What you will do: Output all of the entries below precisely as written.

(Data entries)
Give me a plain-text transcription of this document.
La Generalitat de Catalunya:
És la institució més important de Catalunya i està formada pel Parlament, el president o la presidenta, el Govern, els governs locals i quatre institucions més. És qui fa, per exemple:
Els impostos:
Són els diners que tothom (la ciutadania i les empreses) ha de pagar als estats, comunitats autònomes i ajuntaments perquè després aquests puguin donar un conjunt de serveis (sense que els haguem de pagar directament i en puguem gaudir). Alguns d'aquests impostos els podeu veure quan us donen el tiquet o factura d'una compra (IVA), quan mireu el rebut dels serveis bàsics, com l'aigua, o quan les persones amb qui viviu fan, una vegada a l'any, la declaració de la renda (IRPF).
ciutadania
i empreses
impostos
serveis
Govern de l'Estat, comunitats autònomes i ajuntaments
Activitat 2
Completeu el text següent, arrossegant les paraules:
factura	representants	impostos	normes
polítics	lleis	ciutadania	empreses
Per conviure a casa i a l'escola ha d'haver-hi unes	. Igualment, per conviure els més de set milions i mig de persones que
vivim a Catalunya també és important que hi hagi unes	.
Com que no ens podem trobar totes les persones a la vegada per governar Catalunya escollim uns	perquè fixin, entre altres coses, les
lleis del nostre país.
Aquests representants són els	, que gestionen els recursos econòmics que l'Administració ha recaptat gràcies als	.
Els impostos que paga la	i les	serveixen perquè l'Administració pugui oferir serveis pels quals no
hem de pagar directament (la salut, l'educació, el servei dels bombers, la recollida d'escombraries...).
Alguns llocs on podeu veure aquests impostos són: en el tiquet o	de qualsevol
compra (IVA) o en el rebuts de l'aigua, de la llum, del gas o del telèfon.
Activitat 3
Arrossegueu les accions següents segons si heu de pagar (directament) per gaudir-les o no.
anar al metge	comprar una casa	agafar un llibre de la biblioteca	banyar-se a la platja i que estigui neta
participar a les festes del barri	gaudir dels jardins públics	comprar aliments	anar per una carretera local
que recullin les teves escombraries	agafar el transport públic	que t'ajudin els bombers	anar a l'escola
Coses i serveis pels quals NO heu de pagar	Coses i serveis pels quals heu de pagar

Solution:
Give me a plain-text transcription of this document.
La Generalitat de Catalunya:
És la institució més important de Catalunya i està formada pel Parlament, el president o la presidenta, el Govern, els governs locals i quatre institucions més. És qui fa, per exemple:
Els impostos:
Són els diners que tothom (la ciutadania i les empreses) ha de pagar als estats, comunitats autònomes i ajuntaments perquè després aquests puguin donar un conjunt de serveis (sense que els haguem de pagar directament i en puguem gaudir). Alguns d'aquests impostos els podeu veure quan us donen el tiquet o factura d'una compra (IVA), quan mireu el rebut dels serveis bàsics, com l'aigua, o quan les persones amb qui viviu fan, una vegada a l'any, la declaració de la renda (IRPF).
ciutadania
i empreses
impostos
serveis
Govern de l'Estat, comunitats autònomes i ajuntaments
Activitat 2
Completeu el text següent, arrossegant les paraules:
factura	representants	impostos	normes
polítics	lleis	ciutadania	empreses
Per conviure a casa i a l'escola ha d'haver-hi unes	. Igualment, per conviure els més de set milions i mig de persones que
vivim a Catalunya també és important que hi hagi unes	.
Com que no ens podem trobar totes les persones a la vegada per governar Catalunya escollim uns	perquè fixin, entre altres coses, les
lleis del nostre país.
Aquests representants són els	, que gestionen els recursos econòmics que l'Administració ha recaptat gràcies als	.
Els impostos que paga la	i les	serveixen perquè l'Administració pugui oferir serveis pels quals no
hem de pagar directament (la salut, l'educació, el servei dels bombers, la recollida d'escombraries...).
Alguns llocs on podeu veure aquests impostos són: en el tiquet o	de qualsevol
compra (IVA) o en el rebuts de l'aigua, de la llum, del gas o del telèfon.
Activitat 3
Arrossegueu les accions següents segons si heu de pagar (directament) per gaudir-les o no.
anar al metge	comprar una casa	agafar un llibre de la biblioteca	banyar-se a la platja i que estigui neta
participar a les festes del barri	gaudir dels jardins públics	comprar aliments	anar per una carretera local
que recullin les teves escombraries	agafar el transport públic	que t'ajudin els bombers	anar a l'escola
Coses i serveis pels quals NO heu de pagar	Coses i serveis pels quals heu de pagar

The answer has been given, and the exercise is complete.